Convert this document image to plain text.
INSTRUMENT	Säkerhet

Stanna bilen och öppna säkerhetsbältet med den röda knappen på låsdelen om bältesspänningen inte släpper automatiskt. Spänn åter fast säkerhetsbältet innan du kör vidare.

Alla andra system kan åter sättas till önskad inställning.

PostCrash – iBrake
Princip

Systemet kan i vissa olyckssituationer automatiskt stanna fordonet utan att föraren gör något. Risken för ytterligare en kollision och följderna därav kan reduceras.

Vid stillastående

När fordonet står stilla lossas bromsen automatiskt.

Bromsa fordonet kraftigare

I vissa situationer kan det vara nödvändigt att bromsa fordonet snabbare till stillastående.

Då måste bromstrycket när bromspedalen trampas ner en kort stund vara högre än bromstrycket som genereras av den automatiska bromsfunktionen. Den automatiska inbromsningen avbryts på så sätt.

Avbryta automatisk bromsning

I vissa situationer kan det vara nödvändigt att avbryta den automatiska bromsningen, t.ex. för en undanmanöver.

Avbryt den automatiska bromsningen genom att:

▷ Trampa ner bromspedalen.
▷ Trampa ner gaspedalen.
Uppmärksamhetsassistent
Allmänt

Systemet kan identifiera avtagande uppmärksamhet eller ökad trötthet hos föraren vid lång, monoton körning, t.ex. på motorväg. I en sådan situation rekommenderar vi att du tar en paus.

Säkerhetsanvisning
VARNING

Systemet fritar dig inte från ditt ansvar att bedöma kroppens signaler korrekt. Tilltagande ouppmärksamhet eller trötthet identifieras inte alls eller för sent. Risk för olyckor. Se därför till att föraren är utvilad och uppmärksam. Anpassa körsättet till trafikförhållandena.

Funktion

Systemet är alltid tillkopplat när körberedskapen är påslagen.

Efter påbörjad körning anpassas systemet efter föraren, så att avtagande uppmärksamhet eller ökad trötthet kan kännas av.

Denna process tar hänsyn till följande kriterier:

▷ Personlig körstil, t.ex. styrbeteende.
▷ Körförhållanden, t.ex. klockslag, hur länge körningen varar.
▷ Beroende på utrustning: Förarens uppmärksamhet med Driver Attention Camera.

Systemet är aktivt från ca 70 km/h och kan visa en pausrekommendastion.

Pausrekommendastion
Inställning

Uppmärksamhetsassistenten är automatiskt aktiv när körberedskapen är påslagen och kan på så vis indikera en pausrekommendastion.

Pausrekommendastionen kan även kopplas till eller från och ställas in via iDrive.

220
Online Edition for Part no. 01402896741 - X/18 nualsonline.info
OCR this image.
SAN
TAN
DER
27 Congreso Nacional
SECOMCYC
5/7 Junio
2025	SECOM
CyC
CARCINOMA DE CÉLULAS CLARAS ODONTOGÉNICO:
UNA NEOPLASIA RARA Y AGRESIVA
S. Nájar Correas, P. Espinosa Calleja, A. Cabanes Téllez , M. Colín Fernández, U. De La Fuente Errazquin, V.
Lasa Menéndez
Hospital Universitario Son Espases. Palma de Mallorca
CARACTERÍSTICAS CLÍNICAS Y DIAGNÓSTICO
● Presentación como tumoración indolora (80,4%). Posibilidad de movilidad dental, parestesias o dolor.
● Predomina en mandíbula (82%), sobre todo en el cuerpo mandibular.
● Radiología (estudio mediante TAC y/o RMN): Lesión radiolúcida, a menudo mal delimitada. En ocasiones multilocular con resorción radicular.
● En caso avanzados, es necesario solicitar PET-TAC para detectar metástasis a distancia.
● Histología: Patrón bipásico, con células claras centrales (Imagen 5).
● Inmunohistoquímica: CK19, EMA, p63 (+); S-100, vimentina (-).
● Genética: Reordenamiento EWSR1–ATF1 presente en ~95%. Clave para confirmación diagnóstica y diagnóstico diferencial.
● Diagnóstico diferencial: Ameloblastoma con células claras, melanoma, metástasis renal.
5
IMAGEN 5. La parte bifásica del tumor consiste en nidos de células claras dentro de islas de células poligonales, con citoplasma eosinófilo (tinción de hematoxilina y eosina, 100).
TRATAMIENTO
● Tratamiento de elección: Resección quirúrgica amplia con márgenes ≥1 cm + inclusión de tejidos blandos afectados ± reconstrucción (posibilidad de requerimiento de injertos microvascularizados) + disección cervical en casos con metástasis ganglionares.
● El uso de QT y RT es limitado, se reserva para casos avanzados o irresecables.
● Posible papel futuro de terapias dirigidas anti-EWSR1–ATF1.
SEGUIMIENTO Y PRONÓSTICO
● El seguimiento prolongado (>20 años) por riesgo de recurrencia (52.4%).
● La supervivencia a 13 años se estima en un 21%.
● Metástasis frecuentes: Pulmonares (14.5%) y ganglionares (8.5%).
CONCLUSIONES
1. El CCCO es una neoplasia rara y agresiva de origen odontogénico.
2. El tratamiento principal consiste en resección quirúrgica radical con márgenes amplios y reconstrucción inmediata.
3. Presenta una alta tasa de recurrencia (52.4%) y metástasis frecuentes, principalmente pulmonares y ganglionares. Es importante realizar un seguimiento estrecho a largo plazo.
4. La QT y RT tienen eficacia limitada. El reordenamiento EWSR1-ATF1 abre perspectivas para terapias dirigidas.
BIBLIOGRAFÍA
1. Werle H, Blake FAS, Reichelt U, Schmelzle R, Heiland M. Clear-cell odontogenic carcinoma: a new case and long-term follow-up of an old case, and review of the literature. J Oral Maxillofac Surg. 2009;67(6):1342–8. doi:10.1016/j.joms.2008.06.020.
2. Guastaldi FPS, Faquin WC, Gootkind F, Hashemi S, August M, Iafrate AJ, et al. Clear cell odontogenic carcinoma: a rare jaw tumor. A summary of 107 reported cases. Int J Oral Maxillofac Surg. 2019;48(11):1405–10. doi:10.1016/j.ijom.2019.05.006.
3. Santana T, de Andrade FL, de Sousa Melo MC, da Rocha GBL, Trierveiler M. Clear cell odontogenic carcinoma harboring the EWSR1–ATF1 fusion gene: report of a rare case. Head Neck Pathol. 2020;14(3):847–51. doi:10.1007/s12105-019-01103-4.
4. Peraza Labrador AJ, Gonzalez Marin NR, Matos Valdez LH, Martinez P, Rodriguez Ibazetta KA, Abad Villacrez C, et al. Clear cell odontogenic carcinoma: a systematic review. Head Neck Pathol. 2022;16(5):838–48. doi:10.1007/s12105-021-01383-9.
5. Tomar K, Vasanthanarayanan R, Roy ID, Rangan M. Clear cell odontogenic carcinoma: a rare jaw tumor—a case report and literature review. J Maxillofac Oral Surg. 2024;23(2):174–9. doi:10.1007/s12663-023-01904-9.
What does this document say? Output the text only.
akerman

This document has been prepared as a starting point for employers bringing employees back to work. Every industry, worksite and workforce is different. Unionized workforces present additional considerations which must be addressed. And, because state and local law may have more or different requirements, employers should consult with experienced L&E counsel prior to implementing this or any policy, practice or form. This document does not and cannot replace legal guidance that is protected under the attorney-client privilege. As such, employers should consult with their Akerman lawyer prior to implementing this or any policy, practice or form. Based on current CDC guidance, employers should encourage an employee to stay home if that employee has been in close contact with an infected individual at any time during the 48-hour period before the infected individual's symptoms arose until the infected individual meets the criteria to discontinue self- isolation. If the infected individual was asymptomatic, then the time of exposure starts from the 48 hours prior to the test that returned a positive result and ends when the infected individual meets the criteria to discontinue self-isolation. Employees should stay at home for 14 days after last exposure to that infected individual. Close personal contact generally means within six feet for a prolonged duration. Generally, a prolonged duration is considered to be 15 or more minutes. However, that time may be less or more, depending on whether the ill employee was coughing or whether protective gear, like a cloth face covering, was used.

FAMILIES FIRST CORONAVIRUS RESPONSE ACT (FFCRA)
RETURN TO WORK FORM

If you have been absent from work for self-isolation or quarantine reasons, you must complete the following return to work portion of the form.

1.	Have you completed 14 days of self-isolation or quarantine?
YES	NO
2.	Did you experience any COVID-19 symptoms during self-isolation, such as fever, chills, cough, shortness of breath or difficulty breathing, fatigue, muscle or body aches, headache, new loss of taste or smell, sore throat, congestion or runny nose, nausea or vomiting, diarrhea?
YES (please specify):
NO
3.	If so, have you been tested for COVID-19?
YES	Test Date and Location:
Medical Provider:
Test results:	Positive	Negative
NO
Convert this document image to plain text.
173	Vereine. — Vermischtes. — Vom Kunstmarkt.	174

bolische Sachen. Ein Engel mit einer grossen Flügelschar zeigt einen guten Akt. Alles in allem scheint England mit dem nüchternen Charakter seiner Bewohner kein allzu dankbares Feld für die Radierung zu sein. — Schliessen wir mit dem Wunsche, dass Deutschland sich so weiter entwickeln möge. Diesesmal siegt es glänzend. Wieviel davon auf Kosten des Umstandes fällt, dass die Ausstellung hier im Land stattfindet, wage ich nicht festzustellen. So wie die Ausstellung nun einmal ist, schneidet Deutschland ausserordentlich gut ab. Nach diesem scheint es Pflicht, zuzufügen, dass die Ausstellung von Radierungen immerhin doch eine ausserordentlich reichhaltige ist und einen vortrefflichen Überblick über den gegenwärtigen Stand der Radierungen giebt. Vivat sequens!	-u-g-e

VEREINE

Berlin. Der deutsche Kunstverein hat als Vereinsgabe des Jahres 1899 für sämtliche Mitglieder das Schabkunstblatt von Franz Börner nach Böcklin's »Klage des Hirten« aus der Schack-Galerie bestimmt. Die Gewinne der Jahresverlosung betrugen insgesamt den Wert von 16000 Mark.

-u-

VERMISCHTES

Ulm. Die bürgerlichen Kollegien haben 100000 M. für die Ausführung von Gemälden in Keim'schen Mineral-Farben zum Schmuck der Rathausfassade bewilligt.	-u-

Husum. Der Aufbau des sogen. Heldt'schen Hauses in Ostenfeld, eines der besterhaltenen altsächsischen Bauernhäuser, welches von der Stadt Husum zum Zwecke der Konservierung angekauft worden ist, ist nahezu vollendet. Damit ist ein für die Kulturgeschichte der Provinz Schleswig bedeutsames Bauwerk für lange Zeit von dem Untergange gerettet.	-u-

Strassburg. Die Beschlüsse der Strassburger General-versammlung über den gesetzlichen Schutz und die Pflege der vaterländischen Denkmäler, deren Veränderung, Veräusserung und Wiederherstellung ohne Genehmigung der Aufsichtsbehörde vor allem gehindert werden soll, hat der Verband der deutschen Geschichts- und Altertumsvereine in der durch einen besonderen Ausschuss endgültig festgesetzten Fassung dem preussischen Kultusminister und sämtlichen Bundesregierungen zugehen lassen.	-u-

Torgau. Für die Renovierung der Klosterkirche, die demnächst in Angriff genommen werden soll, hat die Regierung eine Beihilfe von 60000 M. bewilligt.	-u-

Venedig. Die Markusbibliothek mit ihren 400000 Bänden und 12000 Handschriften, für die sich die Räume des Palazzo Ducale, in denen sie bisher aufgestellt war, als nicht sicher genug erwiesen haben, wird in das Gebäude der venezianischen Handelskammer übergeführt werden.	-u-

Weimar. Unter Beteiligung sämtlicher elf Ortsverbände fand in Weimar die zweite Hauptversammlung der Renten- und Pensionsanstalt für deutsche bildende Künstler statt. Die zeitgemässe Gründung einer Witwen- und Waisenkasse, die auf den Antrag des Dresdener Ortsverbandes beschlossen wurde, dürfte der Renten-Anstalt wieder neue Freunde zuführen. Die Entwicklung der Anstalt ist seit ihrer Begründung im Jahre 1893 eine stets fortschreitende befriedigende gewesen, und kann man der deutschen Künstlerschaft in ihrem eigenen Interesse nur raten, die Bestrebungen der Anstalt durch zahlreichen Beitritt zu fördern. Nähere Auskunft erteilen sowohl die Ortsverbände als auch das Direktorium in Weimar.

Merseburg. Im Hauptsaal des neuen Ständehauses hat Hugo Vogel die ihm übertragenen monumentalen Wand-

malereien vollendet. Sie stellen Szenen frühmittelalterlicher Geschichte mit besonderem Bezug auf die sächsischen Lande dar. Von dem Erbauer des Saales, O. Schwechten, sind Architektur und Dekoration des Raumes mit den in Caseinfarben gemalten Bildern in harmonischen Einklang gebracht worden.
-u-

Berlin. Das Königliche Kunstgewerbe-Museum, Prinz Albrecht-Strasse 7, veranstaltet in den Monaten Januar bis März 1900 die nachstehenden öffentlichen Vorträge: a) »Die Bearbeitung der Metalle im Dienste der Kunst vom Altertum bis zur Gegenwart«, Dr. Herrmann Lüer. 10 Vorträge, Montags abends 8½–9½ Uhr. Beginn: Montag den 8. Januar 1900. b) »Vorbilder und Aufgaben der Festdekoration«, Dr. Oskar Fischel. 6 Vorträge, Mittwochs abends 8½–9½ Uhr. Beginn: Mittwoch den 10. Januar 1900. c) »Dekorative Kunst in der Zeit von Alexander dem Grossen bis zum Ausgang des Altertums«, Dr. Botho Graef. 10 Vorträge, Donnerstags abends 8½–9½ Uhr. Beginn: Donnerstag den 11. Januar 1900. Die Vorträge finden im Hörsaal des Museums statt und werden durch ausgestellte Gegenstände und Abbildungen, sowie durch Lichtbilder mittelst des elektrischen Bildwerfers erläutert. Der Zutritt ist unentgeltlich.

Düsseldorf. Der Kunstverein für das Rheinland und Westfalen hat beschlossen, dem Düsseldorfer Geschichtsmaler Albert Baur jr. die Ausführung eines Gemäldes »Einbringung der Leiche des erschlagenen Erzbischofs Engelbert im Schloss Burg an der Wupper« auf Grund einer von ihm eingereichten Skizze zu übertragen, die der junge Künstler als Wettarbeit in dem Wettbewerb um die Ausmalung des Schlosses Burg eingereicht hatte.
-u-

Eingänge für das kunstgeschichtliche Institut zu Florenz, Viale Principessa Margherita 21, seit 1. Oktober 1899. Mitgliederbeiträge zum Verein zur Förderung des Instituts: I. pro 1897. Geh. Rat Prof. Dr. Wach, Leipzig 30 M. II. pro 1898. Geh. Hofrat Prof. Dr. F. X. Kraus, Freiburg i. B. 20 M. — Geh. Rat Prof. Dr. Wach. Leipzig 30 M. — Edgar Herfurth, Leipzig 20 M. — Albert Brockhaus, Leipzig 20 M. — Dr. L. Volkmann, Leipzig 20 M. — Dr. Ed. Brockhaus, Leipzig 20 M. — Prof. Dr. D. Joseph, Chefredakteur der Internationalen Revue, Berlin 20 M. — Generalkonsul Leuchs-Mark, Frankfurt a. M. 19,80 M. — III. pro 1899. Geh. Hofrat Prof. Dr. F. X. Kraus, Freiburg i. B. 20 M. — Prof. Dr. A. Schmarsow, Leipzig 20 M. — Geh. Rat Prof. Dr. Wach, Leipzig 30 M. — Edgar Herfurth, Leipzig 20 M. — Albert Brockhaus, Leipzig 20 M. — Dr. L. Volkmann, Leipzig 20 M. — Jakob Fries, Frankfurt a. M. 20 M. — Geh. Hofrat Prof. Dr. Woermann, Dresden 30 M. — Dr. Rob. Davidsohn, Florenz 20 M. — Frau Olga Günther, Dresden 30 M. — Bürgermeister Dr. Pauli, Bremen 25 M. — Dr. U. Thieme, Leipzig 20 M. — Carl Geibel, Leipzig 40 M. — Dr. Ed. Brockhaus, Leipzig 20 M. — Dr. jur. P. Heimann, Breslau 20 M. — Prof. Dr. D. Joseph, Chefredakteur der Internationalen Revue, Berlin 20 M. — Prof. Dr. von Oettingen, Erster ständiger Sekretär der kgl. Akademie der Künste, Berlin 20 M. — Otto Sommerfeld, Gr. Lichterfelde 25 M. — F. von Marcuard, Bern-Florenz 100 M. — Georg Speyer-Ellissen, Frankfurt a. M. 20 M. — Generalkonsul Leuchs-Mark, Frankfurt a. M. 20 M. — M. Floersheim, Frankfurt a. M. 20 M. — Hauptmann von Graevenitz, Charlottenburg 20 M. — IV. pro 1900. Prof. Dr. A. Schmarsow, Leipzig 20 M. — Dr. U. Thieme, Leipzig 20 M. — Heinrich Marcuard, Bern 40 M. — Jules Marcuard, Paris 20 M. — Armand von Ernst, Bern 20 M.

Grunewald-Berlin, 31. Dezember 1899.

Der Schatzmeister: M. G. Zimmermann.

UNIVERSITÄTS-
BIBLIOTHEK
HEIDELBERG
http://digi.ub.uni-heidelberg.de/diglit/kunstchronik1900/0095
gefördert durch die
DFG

> [Task directions] For the word "Surg", find all matching lines in the entries above and copy them out.

> [Output for this task]
1. Werle H, Blake FAS, Reichelt U, Schmelzle R, Heiland M. Clear-cell odontogenic carcinoma: a new case and long-term follow-up of an old case, and review of the literature. J Oral Maxillofac Surg. 2009;67(6):1342–8. doi:10.1016/j.joms.2008.06.020.
2. Guastaldi FPS, Faquin WC, Gootkind F, Hashemi S, August M, Iafrate AJ, et al. Clear cell odontogenic carcinoma: a rare jaw tumor. A summary of 107 reported cases. Int J Oral Maxillofac Surg. 2019;48(11):1405–10. doi:10.1016/j.ijom.2019.05.006.
5. Tomar K, Vasanthanarayanan R, Roy ID, Rangan M. Clear cell odontogenic carcinoma: a rare jaw tumor—a case report and literature review. J Maxillofac Oral Surg. 2024;23(2):174–9. doi:10.1007/s12663-023-01904-9.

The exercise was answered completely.